* _Job_: In the records below, find each line containing the word "universe" and copy it.

=== Exercise materials ===

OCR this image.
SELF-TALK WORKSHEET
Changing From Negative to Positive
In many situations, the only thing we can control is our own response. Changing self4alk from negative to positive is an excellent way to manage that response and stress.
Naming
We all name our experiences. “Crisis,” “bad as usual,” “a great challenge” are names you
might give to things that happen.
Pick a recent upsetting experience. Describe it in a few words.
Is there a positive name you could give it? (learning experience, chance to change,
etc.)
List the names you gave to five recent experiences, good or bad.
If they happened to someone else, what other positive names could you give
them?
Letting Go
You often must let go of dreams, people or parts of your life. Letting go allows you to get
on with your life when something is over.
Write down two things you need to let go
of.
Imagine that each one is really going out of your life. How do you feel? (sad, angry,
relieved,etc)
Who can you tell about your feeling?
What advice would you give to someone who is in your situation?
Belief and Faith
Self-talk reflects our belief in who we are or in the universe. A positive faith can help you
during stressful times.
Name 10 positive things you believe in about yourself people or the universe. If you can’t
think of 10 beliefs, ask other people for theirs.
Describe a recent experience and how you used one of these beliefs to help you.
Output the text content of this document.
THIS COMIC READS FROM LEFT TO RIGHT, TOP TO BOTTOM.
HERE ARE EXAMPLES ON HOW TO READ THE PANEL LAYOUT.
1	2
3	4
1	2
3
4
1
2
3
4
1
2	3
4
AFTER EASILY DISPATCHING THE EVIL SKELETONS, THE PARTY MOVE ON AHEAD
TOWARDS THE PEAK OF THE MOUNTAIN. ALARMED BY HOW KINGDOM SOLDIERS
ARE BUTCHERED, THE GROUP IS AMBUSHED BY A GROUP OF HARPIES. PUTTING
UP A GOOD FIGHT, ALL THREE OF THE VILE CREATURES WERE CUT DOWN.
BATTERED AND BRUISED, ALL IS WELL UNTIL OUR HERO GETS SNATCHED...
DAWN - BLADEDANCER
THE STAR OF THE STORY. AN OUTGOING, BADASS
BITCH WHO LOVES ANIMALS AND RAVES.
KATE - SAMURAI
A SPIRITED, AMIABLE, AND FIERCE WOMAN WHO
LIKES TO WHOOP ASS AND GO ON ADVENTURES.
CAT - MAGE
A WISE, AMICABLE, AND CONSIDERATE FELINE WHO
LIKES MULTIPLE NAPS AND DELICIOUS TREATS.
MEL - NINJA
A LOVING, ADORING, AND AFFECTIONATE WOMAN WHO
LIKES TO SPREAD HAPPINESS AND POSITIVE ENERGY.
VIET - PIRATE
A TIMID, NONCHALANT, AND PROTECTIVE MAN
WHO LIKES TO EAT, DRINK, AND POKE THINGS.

===

* _Result of this task_:
Self-talk reflects our belief in who we are or in the universe. A positive faith can help you
Name 10 positive things you believe in about yourself people or the universe. If you can’t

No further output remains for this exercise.